▶ _Task description_: Your task is to print all of the data word for word.

══════

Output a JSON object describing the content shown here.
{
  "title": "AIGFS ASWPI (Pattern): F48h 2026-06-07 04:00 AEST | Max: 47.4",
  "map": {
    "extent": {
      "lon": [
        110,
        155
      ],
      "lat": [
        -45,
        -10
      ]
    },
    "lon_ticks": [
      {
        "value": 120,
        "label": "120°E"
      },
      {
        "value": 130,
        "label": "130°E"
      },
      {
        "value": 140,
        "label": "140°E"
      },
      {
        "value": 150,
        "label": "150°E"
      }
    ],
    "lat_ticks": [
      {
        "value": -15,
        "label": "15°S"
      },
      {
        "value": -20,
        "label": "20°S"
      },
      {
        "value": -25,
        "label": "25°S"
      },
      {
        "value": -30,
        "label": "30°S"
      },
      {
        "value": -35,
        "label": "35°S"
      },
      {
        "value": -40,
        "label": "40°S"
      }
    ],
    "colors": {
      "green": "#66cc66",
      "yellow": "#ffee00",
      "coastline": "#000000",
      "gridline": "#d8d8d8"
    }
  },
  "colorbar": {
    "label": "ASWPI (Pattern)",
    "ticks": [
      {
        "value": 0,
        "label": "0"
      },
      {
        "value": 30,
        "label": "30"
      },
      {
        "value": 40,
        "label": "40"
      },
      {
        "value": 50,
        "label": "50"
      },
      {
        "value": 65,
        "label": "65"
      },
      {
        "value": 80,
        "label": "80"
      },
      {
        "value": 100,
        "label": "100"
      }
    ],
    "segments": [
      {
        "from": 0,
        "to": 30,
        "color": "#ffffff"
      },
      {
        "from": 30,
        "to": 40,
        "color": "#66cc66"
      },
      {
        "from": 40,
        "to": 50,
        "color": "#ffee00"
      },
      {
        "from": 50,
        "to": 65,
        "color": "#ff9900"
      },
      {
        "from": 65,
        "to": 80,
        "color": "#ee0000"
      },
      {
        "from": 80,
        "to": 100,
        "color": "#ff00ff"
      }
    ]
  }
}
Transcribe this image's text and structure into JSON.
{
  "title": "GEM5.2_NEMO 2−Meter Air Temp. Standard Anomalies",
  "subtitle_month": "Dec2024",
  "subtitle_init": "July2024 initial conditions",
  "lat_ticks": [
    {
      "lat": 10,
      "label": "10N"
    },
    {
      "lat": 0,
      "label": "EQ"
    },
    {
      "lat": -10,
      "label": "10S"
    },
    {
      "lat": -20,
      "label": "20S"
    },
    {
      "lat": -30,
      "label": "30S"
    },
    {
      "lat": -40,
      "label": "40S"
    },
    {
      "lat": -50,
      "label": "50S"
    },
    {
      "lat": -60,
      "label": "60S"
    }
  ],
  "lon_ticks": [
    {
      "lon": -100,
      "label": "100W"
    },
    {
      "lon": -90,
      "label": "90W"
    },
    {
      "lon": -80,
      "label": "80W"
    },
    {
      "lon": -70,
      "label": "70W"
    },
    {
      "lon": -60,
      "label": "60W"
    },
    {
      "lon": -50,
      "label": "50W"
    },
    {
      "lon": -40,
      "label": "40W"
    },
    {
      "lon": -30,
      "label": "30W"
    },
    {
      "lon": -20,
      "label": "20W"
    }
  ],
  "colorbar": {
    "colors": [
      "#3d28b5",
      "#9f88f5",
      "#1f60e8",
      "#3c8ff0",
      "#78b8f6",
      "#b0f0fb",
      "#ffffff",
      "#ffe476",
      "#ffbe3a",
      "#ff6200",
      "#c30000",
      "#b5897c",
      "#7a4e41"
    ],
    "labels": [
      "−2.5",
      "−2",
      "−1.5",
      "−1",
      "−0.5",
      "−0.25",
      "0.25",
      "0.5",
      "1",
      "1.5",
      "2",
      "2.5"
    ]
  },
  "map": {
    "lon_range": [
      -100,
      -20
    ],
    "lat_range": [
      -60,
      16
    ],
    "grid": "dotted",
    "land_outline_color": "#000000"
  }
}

══════

▶ _Result of the exercise_:
Output a JSON object describing the content shown here.
{
  "title": "AIGFS ASWPI (Pattern): F48h 2026-06-07 04:00 AEST | Max: 47.4",
  "map": {
    "extent": {
      "lon": [
        110,
        155
      ],
      "lat": [
        -45,
        -10
      ]
    },
    "lon_ticks": [
      {
        "value": 120,
        "label": "120°E"
      },
      {
        "value": 130,
        "label": "130°E"
      },
      {
        "value": 140,
        "label": "140°E"
      },
      {
        "value": 150,
        "label": "150°E"
      }
    ],
    "lat_ticks": [
      {
        "value": -15,
        "label": "15°S"
      },
      {
        "value": -20,
        "label": "20°S"
      },
      {
        "value": -25,
        "label": "25°S"
      },
      {
        "value": -30,
        "label": "30°S"
      },
      {
        "value": -35,
        "label": "35°S"
      },
      {
        "value": -40,
        "label": "40°S"
      }
    ],
    "colors": {
      "green": "#66cc66",
      "yellow": "#ffee00",
      "coastline": "#000000",
      "gridline": "#d8d8d8"
    }
  },
  "colorbar": {
    "label": "ASWPI (Pattern)",
    "ticks": [
      {
        "value": 0,
        "label": "0"
      },
      {
        "value": 30,
        "label": "30"
      },
      {
        "value": 40,
        "label": "40"
      },
      {
        "value": 50,
        "label": "50"
      },
      {
        "value": 65,
        "label": "65"
      },
      {
        "value": 80,
        "label": "80"
      },
      {
        "value": 100,
        "label": "100"
      }
    ],
    "segments": [
      {
        "from": 0,
        "to": 30,
        "color": "#ffffff"
      },
      {
        "from": 30,
        "to": 40,
        "color": "#66cc66"
      },
      {
        "from": 40,
        "to": 50,
        "color": "#ffee00"
      },
      {
        "from": 50,
        "to": 65,
        "color": "#ff9900"
      },
      {
        "from": 65,
        "to": 80,
        "color": "#ee0000"
      },
      {
        "from": 80,
        "to": 100,
        "color": "#ff00ff"
      }
    ]
  }
}
Transcribe this image's text and structure into JSON.
{
  "title": "GEM5.2_NEMO 2−Meter Air Temp. Standard Anomalies",
  "subtitle_month": "Dec2024",
  "subtitle_init": "July2024 initial conditions",
  "lat_ticks": [
    {
      "lat": 10,
      "label": "10N"
    },
    {
      "lat": 0,
      "label": "EQ"
    },
    {
      "lat": -10,
      "label": "10S"
    },
    {
      "lat": -20,
      "label": "20S"
    },
    {
      "lat": -30,
      "label": "30S"
    },
    {
      "lat": -40,
      "label": "40S"
    },
    {
      "lat": -50,
      "label": "50S"
    },
    {
      "lat": -60,
      "label": "60S"
    }
  ],
  "lon_ticks": [
    {
      "lon": -100,
      "label": "100W"
    },
    {
      "lon": -90,
      "label": "90W"
    },
    {
      "lon": -80,
      "label": "80W"
    },
    {
      "lon": -70,
      "label": "70W"
    },
    {
      "lon": -60,
      "label": "60W"
    },
    {
      "lon": -50,
      "label": "50W"
    },
    {
      "lon": -40,
      "label": "40W"
    },
    {
      "lon": -30,
      "label": "30W"
    },
    {
      "lon": -20,
      "label": "20W"
    }
  ],
  "colorbar": {
    "colors": [
      "#3d28b5",
      "#9f88f5",
      "#1f60e8",
      "#3c8ff0",
      "#78b8f6",
      "#b0f0fb",
      "#ffffff",
      "#ffe476",
      "#ffbe3a",
      "#ff6200",
      "#c30000",
      "#b5897c",
      "#7a4e41"
    ],
    "labels": [
      "−2.5",
      "−2",
      "−1.5",
      "−1",
      "−0.5",
      "−0.25",
      "0.25",
      "0.5",
      "1",
      "1.5",
      "2",
      "2.5"
    ]
  },
  "map": {
    "lon_range": [
      -100,
      -20
    ],
    "lat_range": [
      -60,
      16
    ],
    "grid": "dotted",
    "land_outline_color": "#000000"
  }
}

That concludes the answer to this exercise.